■ DATA RECORDS:
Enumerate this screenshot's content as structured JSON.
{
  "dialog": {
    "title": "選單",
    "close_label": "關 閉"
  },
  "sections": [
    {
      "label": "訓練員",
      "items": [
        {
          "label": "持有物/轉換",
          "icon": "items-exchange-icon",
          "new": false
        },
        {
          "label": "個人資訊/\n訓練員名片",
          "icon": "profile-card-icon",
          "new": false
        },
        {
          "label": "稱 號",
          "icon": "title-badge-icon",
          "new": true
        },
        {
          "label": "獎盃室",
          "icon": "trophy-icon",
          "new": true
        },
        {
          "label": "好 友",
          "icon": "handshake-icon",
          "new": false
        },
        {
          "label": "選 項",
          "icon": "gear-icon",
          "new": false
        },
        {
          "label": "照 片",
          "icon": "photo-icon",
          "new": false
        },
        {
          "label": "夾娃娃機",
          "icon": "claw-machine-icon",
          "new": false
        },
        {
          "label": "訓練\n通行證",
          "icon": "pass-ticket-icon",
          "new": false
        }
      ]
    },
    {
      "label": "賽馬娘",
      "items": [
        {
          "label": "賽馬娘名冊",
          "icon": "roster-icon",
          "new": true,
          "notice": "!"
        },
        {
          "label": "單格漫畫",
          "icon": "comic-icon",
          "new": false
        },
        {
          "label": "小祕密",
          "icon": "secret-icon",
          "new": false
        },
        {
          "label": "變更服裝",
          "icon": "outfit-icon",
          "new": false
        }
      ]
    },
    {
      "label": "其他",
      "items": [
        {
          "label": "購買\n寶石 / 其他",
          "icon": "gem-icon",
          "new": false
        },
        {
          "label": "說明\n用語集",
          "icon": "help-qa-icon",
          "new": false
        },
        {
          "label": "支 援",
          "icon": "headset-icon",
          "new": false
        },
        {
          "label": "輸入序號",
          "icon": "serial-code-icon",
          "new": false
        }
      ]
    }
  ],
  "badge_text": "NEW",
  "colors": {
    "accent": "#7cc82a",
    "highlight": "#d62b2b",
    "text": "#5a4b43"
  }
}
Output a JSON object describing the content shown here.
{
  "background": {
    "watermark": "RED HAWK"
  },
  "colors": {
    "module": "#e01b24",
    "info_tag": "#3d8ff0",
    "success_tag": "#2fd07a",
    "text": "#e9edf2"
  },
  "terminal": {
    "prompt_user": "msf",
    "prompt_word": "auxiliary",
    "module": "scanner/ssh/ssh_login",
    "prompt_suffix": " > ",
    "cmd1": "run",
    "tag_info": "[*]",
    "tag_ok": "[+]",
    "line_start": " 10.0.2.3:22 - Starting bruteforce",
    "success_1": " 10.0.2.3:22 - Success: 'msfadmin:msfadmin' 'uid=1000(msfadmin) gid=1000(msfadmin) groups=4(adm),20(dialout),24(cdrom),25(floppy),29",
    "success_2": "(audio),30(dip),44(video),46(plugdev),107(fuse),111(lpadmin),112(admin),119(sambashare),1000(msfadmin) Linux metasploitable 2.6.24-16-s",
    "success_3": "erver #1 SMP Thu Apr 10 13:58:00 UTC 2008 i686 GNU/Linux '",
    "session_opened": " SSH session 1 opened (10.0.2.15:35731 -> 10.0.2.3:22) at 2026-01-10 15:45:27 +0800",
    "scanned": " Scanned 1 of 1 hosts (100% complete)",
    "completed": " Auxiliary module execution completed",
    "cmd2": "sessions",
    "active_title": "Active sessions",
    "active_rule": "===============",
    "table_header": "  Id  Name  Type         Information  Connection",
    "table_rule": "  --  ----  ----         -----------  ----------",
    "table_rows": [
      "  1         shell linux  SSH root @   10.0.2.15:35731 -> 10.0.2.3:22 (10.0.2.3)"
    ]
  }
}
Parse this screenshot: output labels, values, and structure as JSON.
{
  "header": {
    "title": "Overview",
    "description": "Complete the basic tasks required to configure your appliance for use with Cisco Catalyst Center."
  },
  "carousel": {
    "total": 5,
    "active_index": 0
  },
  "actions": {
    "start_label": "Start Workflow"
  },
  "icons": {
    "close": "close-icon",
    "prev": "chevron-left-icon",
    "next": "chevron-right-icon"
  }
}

■ WHAT TO PRODUCE: Of the lines above, copy each that contains "chevron".

■ CORRECT OUTPUT:
    "prev": "chevron-left-icon",
    "next": "chevron-right-icon"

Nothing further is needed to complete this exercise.